- The problem -
List each line of the data that holds the string "образовательных", please.

- Entries -
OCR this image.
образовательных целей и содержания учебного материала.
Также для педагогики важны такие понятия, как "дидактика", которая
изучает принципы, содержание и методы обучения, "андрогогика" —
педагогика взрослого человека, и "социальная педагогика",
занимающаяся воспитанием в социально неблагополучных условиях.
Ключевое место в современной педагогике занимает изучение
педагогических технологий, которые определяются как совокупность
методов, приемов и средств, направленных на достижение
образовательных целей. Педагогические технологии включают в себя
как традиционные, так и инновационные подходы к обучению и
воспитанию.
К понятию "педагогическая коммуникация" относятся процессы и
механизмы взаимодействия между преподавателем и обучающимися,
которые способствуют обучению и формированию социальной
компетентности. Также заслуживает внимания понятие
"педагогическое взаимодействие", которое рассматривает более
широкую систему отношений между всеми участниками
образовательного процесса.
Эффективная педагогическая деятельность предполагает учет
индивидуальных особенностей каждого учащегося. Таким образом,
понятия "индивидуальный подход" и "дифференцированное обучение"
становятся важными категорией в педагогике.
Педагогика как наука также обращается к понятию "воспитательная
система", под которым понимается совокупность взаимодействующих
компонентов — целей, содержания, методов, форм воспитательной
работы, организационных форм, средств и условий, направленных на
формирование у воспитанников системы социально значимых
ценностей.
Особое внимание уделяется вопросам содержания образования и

- Task result -
образовательных целей и содержания учебного материала.
образовательных целей. Педагогические технологии включают в себя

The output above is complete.